» **MATERIAL PROVIDED**:
----
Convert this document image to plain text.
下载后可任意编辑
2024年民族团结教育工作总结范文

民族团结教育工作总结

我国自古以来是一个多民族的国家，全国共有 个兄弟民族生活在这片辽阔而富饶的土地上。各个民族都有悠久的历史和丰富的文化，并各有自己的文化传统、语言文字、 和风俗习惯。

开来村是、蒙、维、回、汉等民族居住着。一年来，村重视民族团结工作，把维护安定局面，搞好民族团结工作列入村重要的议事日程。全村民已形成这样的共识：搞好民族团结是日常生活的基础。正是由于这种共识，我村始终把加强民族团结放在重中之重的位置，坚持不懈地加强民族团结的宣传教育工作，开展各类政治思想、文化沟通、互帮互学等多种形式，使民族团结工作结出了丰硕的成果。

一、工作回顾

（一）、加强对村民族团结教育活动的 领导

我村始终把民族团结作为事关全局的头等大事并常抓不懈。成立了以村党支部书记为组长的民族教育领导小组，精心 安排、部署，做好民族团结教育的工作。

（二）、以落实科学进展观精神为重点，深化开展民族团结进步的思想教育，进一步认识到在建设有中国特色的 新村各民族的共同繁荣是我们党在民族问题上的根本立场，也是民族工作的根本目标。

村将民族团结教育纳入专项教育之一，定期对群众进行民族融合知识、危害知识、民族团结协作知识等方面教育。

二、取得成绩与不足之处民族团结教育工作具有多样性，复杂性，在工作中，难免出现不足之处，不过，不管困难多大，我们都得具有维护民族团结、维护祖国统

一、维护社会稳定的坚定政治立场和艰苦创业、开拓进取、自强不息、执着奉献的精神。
----
» **INSTRUCTIONS FOR THE TASK**:
Write out the listing once more, matching it exactly.

» **RESULT FOR THIS TASK**:
Convert this document image to plain text.
下载后可任意编辑
2024年民族团结教育工作总结范文

民族团结教育工作总结

我国自古以来是一个多民族的国家，全国共有 个兄弟民族生活在这片辽阔而富饶的土地上。各个民族都有悠久的历史和丰富的文化，并各有自己的文化传统、语言文字、 和风俗习惯。

开来村是、蒙、维、回、汉等民族居住着。一年来，村重视民族团结工作，把维护安定局面，搞好民族团结工作列入村重要的议事日程。全村民已形成这样的共识：搞好民族团结是日常生活的基础。正是由于这种共识，我村始终把加强民族团结放在重中之重的位置，坚持不懈地加强民族团结的宣传教育工作，开展各类政治思想、文化沟通、互帮互学等多种形式，使民族团结工作结出了丰硕的成果。

一、工作回顾

（一）、加强对村民族团结教育活动的 领导

我村始终把民族团结作为事关全局的头等大事并常抓不懈。成立了以村党支部书记为组长的民族教育领导小组，精心 安排、部署，做好民族团结教育的工作。

（二）、以落实科学进展观精神为重点，深化开展民族团结进步的思想教育，进一步认识到在建设有中国特色的 新村各民族的共同繁荣是我们党在民族问题上的根本立场，也是民族工作的根本目标。

村将民族团结教育纳入专项教育之一，定期对群众进行民族融合知识、危害知识、民族团结协作知识等方面教育。

二、取得成绩与不足之处民族团结教育工作具有多样性，复杂性，在工作中，难免出现不足之处，不过，不管困难多大，我们都得具有维护民族团结、维护祖国统

一、维护社会稳定的坚定政治立场和艰苦创业、开拓进取、自强不息、执着奉献的精神。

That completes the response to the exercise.